--- START ---

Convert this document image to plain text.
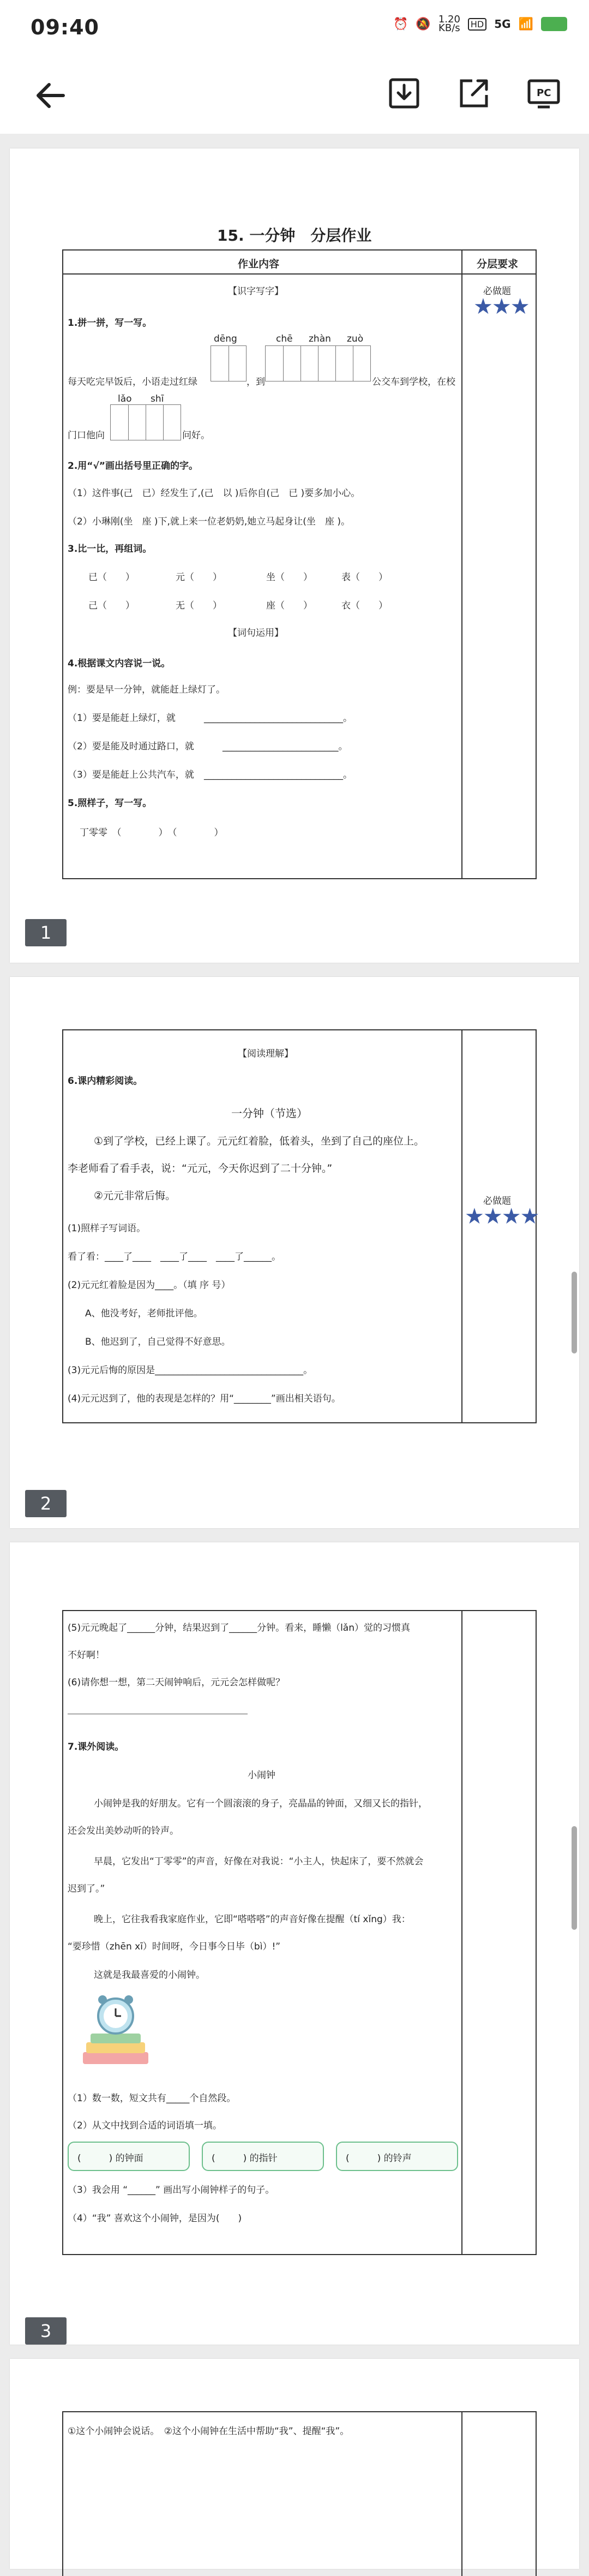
09:40	⏰ 🔕 1.20
KB/s	HD 5G 📶
PC
15. 一分钟　分层作业
作业内容	分层要求
【识字写字】	必做题
★★★
1.拼一拼，写一写。
dēng	chē zhàn zuò
每天吃完早饭后，小语走过红绿	，到	公交车到学校，在校
lǎo shī
门口他向	问好。
2.用“√”画出括号里正确的字。
（1）这件事(己　已）经发生了,(己　以 )后你自(己　已 )要多加小心。
（2）小琳刚(坐　座 )下,就上来一位老奶奶,她立马起身让(坐　座 )。
3.比一比，再组词。
已（　　）	元（　　）	坐（　　）	表（　　）
己（　　）	无（　　）	座（　　）	衣（　　）
【词句运用】
4.根据课文内容说一说。
例：要是早一分钟，就能赶上绿灯了。
（1）要是能赶上绿灯，就	______________________________。
（2）要是能及时通过路口，就	_________________________。
（3）要是能赶上公共汽车，就 ______________________________。
5.照样子，写一写。
丁零零　（　　　　）　（　　　　）
1
【阅读理解】
6.课内精彩阅读。
一分钟（节选）
①到了学校，已经上课了。元元红着脸，低着头，坐到了自己的座位上。
李老师看了看手表，说：“元元，今天你迟到了二十分钟。”
②元元非常后悔。	必做题
★★★★
(1)照样子写词语。
看了看：____了____　____了____　____了______。
(2)元元红着脸是因为____。（填 序 号）
A、他没考好，老师批评他。
B、他迟到了，自己觉得不好意思。
(3)元元后悔的原因是________________________________。
(4)元元迟到了，他的表现是怎样的？用“________”画出相关语句。
2
(5)元元晚起了______分钟，结果迟到了______分钟。看来，睡懒（lǎn）觉的习惯真
不好啊！
(6)请你想一想，第二天闹钟响后，元元会怎样做呢？
7.课外阅读。
小闹钟
小闹钟是我的好朋友。它有一个圆滚滚的身子，亮晶晶的钟面，又细又长的指针，
还会发出美妙动听的铃声。
早晨，它发出“丁零零”的声音，好像在对我说：“小主人，快起床了，要不然就会
迟到了。”
晚上，它往我看我家庭作业，它即“嗒嗒嗒”的声音好像在提醒（tí xǐng）我：
“要珍惜（zhēn xī）时间呀，今日事今日毕（bì）!”
这就是我最喜爱的小闹钟。
（1）数一数，短文共有_____个自然段。
（2）从文中找到合适的词语填一填。
(　　　) 的钟面	(　　　) 的指针	(　　　) 的铃声
（3）我会用 “______” 画出写小闹钟样子的句子。
（4）“我” 喜欢这个小闹钟，是因为(　　)
3
①这个小闹钟会说话。　②这个小闹钟在生活中帮助“我”、提醒“我”。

--- END ---

#### Exercise details:
Without the pictures, write out the whole listing above exactly as it appears.

#### Result of the task:
Convert this document image to plain text.
09:40	⏰ 🔕 1.20
KB/s	HD 5G 📶
PC
15. 一分钟　分层作业
作业内容	分层要求
【识字写字】	必做题
★★★
1.拼一拼，写一写。
dēng	chē zhàn zuò
每天吃完早饭后，小语走过红绿	，到	公交车到学校，在校
lǎo shī
门口他向	问好。
2.用“√”画出括号里正确的字。
（1）这件事(己　已）经发生了,(己　以 )后你自(己　已 )要多加小心。
（2）小琳刚(坐　座 )下,就上来一位老奶奶,她立马起身让(坐　座 )。
3.比一比，再组词。
已（　　）	元（　　）	坐（　　）	表（　　）
己（　　）	无（　　）	座（　　）	衣（　　）
【词句运用】
4.根据课文内容说一说。
例：要是早一分钟，就能赶上绿灯了。
（1）要是能赶上绿灯，就	______________________________。
（2）要是能及时通过路口，就	_________________________。
（3）要是能赶上公共汽车，就 ______________________________。
5.照样子，写一写。
丁零零　（　　　　）　（　　　　）
1
【阅读理解】
6.课内精彩阅读。
一分钟（节选）
①到了学校，已经上课了。元元红着脸，低着头，坐到了自己的座位上。
李老师看了看手表，说：“元元，今天你迟到了二十分钟。”
②元元非常后悔。	必做题
★★★★
(1)照样子写词语。
看了看：____了____　____了____　____了______。
(2)元元红着脸是因为____。（填 序 号）
A、他没考好，老师批评他。
B、他迟到了，自己觉得不好意思。
(3)元元后悔的原因是________________________________。
(4)元元迟到了，他的表现是怎样的？用“________”画出相关语句。
2
(5)元元晚起了______分钟，结果迟到了______分钟。看来，睡懒（lǎn）觉的习惯真
不好啊！
(6)请你想一想，第二天闹钟响后，元元会怎样做呢？
7.课外阅读。
小闹钟
小闹钟是我的好朋友。它有一个圆滚滚的身子，亮晶晶的钟面，又细又长的指针，
还会发出美妙动听的铃声。
早晨，它发出“丁零零”的声音，好像在对我说：“小主人，快起床了，要不然就会
迟到了。”
晚上，它往我看我家庭作业，它即“嗒嗒嗒”的声音好像在提醒（tí xǐng）我：
“要珍惜（zhēn xī）时间呀，今日事今日毕（bì）!”
这就是我最喜爱的小闹钟。
（1）数一数，短文共有_____个自然段。
（2）从文中找到合适的词语填一填。
(　　　) 的钟面	(　　　) 的指针	(　　　) 的铃声
（3）我会用 “______” 画出写小闹钟样子的句子。
（4）“我” 喜欢这个小闹钟，是因为(　　)
3
①这个小闹钟会说话。　②这个小闹钟在生活中帮助“我”、提醒“我”。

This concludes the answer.